Every record that follows should be printed verbatim.

┌──

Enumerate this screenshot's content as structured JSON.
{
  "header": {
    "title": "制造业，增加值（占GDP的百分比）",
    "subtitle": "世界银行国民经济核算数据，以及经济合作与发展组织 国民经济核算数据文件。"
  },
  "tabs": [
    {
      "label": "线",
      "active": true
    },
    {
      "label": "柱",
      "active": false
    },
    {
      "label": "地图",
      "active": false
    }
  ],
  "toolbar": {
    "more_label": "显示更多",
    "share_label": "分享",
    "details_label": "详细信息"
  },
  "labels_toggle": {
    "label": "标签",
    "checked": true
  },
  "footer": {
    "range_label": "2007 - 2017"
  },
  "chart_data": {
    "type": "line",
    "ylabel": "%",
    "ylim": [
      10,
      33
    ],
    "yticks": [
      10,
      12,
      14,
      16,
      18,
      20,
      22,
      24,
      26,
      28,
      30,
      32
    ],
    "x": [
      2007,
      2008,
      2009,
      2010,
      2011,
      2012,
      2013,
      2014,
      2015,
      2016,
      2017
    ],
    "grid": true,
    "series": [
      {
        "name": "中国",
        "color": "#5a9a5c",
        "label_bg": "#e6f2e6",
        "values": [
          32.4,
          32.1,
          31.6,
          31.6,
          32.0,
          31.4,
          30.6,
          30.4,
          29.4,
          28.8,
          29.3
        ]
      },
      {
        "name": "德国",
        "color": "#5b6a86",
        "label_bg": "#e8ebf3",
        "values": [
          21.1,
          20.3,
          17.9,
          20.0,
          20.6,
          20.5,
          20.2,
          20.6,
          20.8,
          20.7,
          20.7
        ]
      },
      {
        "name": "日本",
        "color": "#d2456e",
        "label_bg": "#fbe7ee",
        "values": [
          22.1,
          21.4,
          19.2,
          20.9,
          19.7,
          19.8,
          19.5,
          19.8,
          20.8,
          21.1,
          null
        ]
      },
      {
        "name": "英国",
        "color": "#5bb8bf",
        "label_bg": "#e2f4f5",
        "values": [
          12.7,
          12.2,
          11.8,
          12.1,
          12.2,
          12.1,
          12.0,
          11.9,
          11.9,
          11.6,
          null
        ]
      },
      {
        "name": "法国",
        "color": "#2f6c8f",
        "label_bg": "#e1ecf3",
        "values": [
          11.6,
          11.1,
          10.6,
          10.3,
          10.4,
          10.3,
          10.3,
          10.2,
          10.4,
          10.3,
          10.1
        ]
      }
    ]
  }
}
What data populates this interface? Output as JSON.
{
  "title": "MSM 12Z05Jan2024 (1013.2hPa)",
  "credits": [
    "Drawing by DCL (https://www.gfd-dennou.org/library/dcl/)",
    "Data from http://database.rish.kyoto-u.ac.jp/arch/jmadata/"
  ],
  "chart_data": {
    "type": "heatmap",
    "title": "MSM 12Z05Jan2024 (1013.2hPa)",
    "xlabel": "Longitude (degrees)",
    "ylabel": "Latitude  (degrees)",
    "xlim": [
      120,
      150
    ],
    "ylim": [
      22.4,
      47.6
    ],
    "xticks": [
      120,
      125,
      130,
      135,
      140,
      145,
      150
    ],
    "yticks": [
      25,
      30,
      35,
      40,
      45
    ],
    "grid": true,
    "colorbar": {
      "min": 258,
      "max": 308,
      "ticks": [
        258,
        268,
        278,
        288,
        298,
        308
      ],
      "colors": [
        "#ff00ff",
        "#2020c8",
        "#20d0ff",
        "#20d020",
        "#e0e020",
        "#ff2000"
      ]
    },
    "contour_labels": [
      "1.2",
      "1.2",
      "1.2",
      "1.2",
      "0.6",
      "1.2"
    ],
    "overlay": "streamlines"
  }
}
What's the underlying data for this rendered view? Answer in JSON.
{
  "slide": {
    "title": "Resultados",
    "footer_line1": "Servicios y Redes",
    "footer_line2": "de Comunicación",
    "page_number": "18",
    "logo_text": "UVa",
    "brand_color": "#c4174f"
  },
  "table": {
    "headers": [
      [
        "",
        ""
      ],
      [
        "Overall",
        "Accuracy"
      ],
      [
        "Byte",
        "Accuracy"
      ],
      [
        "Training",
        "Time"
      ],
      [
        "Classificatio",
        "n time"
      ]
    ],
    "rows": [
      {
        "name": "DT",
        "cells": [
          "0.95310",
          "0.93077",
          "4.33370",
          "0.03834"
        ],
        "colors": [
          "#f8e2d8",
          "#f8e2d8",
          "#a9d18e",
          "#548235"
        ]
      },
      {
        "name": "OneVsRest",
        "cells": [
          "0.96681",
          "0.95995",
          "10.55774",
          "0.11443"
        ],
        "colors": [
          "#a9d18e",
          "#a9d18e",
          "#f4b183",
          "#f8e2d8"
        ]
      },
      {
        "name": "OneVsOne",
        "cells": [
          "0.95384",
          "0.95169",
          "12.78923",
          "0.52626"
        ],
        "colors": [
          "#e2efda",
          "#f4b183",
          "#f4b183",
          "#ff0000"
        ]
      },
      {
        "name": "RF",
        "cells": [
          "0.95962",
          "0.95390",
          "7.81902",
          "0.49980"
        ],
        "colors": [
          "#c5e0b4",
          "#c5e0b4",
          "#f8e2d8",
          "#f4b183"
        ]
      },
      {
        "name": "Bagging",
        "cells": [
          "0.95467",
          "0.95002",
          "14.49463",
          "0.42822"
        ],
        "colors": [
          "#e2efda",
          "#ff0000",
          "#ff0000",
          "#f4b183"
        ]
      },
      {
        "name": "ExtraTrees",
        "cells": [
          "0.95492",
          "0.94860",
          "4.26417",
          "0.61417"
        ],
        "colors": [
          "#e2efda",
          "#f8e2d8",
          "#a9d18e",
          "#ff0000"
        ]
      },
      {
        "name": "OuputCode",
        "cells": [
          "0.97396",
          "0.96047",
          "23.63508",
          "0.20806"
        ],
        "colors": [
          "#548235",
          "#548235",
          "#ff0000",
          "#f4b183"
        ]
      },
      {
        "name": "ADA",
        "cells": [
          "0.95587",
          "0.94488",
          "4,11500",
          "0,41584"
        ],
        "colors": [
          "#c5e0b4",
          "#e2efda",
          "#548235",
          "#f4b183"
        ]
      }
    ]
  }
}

└──

- **EXERCISE ANSWER**
Enumerate this screenshot's content as structured JSON.
{
  "header": {
    "title": "制造业，增加值（占GDP的百分比）",
    "subtitle": "世界银行国民经济核算数据，以及经济合作与发展组织 国民经济核算数据文件。"
  },
  "tabs": [
    {
      "label": "线",
      "active": true
    },
    {
      "label": "柱",
      "active": false
    },
    {
      "label": "地图",
      "active": false
    }
  ],
  "toolbar": {
    "more_label": "显示更多",
    "share_label": "分享",
    "details_label": "详细信息"
  },
  "labels_toggle": {
    "label": "标签",
    "checked": true
  },
  "footer": {
    "range_label": "2007 - 2017"
  },
  "chart_data": {
    "type": "line",
    "ylabel": "%",
    "ylim": [
      10,
      33
    ],
    "yticks": [
      10,
      12,
      14,
      16,
      18,
      20,
      22,
      24,
      26,
      28,
      30,
      32
    ],
    "x": [
      2007,
      2008,
      2009,
      2010,
      2011,
      2012,
      2013,
      2014,
      2015,
      2016,
      2017
    ],
    "grid": true,
    "series": [
      {
        "name": "中国",
        "color": "#5a9a5c",
        "label_bg": "#e6f2e6",
        "values": [
          32.4,
          32.1,
          31.6,
          31.6,
          32.0,
          31.4,
          30.6,
          30.4,
          29.4,
          28.8,
          29.3
        ]
      },
      {
        "name": "德国",
        "color": "#5b6a86",
        "label_bg": "#e8ebf3",
        "values": [
          21.1,
          20.3,
          17.9,
          20.0,
          20.6,
          20.5,
          20.2,
          20.6,
          20.8,
          20.7,
          20.7
        ]
      },
      {
        "name": "日本",
        "color": "#d2456e",
        "label_bg": "#fbe7ee",
        "values": [
          22.1,
          21.4,
          19.2,
          20.9,
          19.7,
          19.8,
          19.5,
          19.8,
          20.8,
          21.1,
          null
        ]
      },
      {
        "name": "英国",
        "color": "#5bb8bf",
        "label_bg": "#e2f4f5",
        "values": [
          12.7,
          12.2,
          11.8,
          12.1,
          12.2,
          12.1,
          12.0,
          11.9,
          11.9,
          11.6,
          null
        ]
      },
      {
        "name": "法国",
        "color": "#2f6c8f",
        "label_bg": "#e1ecf3",
        "values": [
          11.6,
          11.1,
          10.6,
          10.3,
          10.4,
          10.3,
          10.3,
          10.2,
          10.4,
          10.3,
          10.1
        ]
      }
    ]
  }
}
What data populates this interface? Output as JSON.
{
  "title": "MSM 12Z05Jan2024 (1013.2hPa)",
  "credits": [
    "Drawing by DCL (https://www.gfd-dennou.org/library/dcl/)",
    "Data from http://database.rish.kyoto-u.ac.jp/arch/jmadata/"
  ],
  "chart_data": {
    "type": "heatmap",
    "title": "MSM 12Z05Jan2024 (1013.2hPa)",
    "xlabel": "Longitude (degrees)",
    "ylabel": "Latitude  (degrees)",
    "xlim": [
      120,
      150
    ],
    "ylim": [
      22.4,
      47.6
    ],
    "xticks": [
      120,
      125,
      130,
      135,
      140,
      145,
      150
    ],
    "yticks": [
      25,
      30,
      35,
      40,
      45
    ],
    "grid": true,
    "colorbar": {
      "min": 258,
      "max": 308,
      "ticks": [
        258,
        268,
        278,
        288,
        298,
        308
      ],
      "colors": [
        "#ff00ff",
        "#2020c8",
        "#20d0ff",
        "#20d020",
        "#e0e020",
        "#ff2000"
      ]
    },
    "contour_labels": [
      "1.2",
      "1.2",
      "1.2",
      "1.2",
      "0.6",
      "1.2"
    ],
    "overlay": "streamlines"
  }
}
What's the underlying data for this rendered view? Answer in JSON.
{
  "slide": {
    "title": "Resultados",
    "footer_line1": "Servicios y Redes",
    "footer_line2": "de Comunicación",
    "page_number": "18",
    "logo_text": "UVa",
    "brand_color": "#c4174f"
  },
  "table": {
    "headers": [
      [
        "",
        ""
      ],
      [
        "Overall",
        "Accuracy"
      ],
      [
        "Byte",
        "Accuracy"
      ],
      [
        "Training",
        "Time"
      ],
      [
        "Classificatio",
        "n time"
      ]
    ],
    "rows": [
      {
        "name": "DT",
        "cells": [
          "0.95310",
          "0.93077",
          "4.33370",
          "0.03834"
        ],
        "colors": [
          "#f8e2d8",
          "#f8e2d8",
          "#a9d18e",
          "#548235"
        ]
      },
      {
        "name": "OneVsRest",
        "cells": [
          "0.96681",
          "0.95995",
          "10.55774",
          "0.11443"
        ],
        "colors": [
          "#a9d18e",
          "#a9d18e",
          "#f4b183",
          "#f8e2d8"
        ]
      },
      {
        "name": "OneVsOne",
        "cells": [
          "0.95384",
          "0.95169",
          "12.78923",
          "0.52626"
        ],
        "colors": [
          "#e2efda",
          "#f4b183",
          "#f4b183",
          "#ff0000"
        ]
      },
      {
        "name": "RF",
        "cells": [
          "0.95962",
          "0.95390",
          "7.81902",
          "0.49980"
        ],
        "colors": [
          "#c5e0b4",
          "#c5e0b4",
          "#f8e2d8",
          "#f4b183"
        ]
      },
      {
        "name": "Bagging",
        "cells": [
          "0.95467",
          "0.95002",
          "14.49463",
          "0.42822"
        ],
        "colors": [
          "#e2efda",
          "#ff0000",
          "#ff0000",
          "#f4b183"
        ]
      },
      {
        "name": "ExtraTrees",
        "cells": [
          "0.95492",
          "0.94860",
          "4.26417",
          "0.61417"
        ],
        "colors": [
          "#e2efda",
          "#f8e2d8",
          "#a9d18e",
          "#ff0000"
        ]
      },
      {
        "name": "OuputCode",
        "cells": [
          "0.97396",
          "0.96047",
          "23.63508",
          "0.20806"
        ],
        "colors": [
          "#548235",
          "#548235",
          "#ff0000",
          "#f4b183"
        ]
      },
      {
        "name": "ADA",
        "cells": [
          "0.95587",
          "0.94488",
          "4,11500",
          "0,41584"
        ],
        "colors": [
          "#c5e0b4",
          "#e2efda",
          "#548235",
          "#f4b183"
        ]
      }
    ]
  }
}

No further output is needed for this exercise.